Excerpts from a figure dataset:
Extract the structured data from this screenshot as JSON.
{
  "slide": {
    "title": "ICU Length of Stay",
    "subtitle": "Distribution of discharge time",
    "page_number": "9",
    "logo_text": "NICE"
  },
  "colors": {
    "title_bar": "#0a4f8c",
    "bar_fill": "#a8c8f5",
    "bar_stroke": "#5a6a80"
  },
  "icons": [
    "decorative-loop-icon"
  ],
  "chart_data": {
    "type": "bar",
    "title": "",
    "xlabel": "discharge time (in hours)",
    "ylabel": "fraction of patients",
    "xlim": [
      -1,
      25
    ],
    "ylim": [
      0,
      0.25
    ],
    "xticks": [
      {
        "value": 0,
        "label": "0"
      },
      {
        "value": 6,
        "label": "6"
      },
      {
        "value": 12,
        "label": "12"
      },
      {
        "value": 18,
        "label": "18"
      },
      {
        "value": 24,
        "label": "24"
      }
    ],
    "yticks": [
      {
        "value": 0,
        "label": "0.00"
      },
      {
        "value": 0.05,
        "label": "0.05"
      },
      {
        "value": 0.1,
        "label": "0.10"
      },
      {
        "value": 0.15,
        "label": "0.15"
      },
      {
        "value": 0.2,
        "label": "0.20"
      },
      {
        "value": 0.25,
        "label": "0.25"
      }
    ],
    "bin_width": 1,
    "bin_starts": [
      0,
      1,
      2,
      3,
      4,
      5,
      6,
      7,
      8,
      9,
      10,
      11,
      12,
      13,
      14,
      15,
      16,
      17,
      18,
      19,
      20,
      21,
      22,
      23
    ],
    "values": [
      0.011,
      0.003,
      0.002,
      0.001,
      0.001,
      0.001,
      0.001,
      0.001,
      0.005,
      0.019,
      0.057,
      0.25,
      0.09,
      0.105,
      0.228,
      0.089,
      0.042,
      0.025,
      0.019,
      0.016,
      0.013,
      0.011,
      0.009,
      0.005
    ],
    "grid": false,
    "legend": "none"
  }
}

Problem statement. Report each line of the data that includes the string "time".

Task response.
    "subtitle": "Distribution of discharge time",
    "xlabel": "discharge time (in hours)",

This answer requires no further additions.